Extracted records
━━━━━━━━━━
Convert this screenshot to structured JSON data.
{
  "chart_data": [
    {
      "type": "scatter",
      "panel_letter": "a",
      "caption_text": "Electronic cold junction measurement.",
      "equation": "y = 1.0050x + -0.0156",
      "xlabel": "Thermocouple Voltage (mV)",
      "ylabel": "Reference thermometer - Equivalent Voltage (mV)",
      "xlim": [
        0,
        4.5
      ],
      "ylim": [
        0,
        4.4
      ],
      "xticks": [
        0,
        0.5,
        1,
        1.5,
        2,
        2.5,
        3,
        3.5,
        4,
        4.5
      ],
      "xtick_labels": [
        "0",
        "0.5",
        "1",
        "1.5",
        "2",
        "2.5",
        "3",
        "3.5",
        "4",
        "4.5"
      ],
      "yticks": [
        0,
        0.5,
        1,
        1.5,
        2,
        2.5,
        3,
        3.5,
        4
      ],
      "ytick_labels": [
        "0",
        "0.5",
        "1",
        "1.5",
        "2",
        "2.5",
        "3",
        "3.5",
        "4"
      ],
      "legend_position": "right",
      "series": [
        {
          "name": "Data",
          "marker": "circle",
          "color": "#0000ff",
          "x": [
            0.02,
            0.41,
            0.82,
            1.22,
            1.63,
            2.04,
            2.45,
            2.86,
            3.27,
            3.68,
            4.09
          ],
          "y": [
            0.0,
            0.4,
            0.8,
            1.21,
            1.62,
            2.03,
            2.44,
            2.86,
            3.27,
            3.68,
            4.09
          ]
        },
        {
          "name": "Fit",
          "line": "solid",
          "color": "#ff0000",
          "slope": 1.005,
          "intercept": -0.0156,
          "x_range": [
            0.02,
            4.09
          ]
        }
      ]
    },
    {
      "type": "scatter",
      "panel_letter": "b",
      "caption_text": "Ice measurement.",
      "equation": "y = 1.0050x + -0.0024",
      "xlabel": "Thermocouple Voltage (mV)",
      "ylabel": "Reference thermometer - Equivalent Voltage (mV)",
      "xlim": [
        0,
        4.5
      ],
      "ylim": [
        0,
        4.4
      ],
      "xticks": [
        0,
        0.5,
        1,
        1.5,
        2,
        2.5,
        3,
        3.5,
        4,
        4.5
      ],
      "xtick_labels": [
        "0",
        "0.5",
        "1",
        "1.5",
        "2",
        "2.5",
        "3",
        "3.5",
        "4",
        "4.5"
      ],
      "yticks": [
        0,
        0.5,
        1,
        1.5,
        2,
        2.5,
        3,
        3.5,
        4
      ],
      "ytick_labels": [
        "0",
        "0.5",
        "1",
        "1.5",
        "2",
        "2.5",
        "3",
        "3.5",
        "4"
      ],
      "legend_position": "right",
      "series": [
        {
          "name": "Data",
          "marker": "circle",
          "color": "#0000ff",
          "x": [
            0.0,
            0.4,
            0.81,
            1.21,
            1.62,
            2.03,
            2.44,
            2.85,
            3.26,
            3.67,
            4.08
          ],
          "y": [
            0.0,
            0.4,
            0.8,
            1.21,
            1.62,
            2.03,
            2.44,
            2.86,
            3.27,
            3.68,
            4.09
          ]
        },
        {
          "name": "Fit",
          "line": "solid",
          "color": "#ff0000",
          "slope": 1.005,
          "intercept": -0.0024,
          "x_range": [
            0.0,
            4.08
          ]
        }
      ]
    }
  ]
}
━━━━━━━━━━
• [WHAT IS EXPECTED] Print the whole listing exactly as it is.

• [SOLUTION FOR THIS EXERCISE]
Convert this screenshot to structured JSON data.
{
  "chart_data": [
    {
      "type": "scatter",
      "panel_letter": "a",
      "caption_text": "Electronic cold junction measurement.",
      "equation": "y = 1.0050x + -0.0156",
      "xlabel": "Thermocouple Voltage (mV)",
      "ylabel": "Reference thermometer - Equivalent Voltage (mV)",
      "xlim": [
        0,
        4.5
      ],
      "ylim": [
        0,
        4.4
      ],
      "xticks": [
        0,
        0.5,
        1,
        1.5,
        2,
        2.5,
        3,
        3.5,
        4,
        4.5
      ],
      "xtick_labels": [
        "0",
        "0.5",
        "1",
        "1.5",
        "2",
        "2.5",
        "3",
        "3.5",
        "4",
        "4.5"
      ],
      "yticks": [
        0,
        0.5,
        1,
        1.5,
        2,
        2.5,
        3,
        3.5,
        4
      ],
      "ytick_labels": [
        "0",
        "0.5",
        "1",
        "1.5",
        "2",
        "2.5",
        "3",
        "3.5",
        "4"
      ],
      "legend_position": "right",
      "series": [
        {
          "name": "Data",
          "marker": "circle",
          "color": "#0000ff",
          "x": [
            0.02,
            0.41,
            0.82,
            1.22,
            1.63,
            2.04,
            2.45,
            2.86,
            3.27,
            3.68,
            4.09
          ],
          "y": [
            0.0,
            0.4,
            0.8,
            1.21,
            1.62,
            2.03,
            2.44,
            2.86,
            3.27,
            3.68,
            4.09
          ]
        },
        {
          "name": "Fit",
          "line": "solid",
          "color": "#ff0000",
          "slope": 1.005,
          "intercept": -0.0156,
          "x_range": [
            0.02,
            4.09
          ]
        }
      ]
    },
    {
      "type": "scatter",
      "panel_letter": "b",
      "caption_text": "Ice measurement.",
      "equation": "y = 1.0050x + -0.0024",
      "xlabel": "Thermocouple Voltage (mV)",
      "ylabel": "Reference thermometer - Equivalent Voltage (mV)",
      "xlim": [
        0,
        4.5
      ],
      "ylim": [
        0,
        4.4
      ],
      "xticks": [
        0,
        0.5,
        1,
        1.5,
        2,
        2.5,
        3,
        3.5,
        4,
        4.5
      ],
      "xtick_labels": [
        "0",
        "0.5",
        "1",
        "1.5",
        "2",
        "2.5",
        "3",
        "3.5",
        "4",
        "4.5"
      ],
      "yticks": [
        0,
        0.5,
        1,
        1.5,
        2,
        2.5,
        3,
        3.5,
        4
      ],
      "ytick_labels": [
        "0",
        "0.5",
        "1",
        "1.5",
        "2",
        "2.5",
        "3",
        "3.5",
        "4"
      ],
      "legend_position": "right",
      "series": [
        {
          "name": "Data",
          "marker": "circle",
          "color": "#0000ff",
          "x": [
            0.0,
            0.4,
            0.81,
            1.21,
            1.62,
            2.03,
            2.44,
            2.85,
            3.26,
            3.67,
            4.08
          ],
          "y": [
            0.0,
            0.4,
            0.8,
            1.21,
            1.62,
            2.03,
            2.44,
            2.86,
            3.27,
            3.68,
            4.09
          ]
        },
        {
          "name": "Fit",
          "line": "solid",
          "color": "#ff0000",
          "slope": 1.005,
          "intercept": -0.0024,
          "x_range": [
            0.0,
            4.08
          ]
        }
      ]
    }
  ]
}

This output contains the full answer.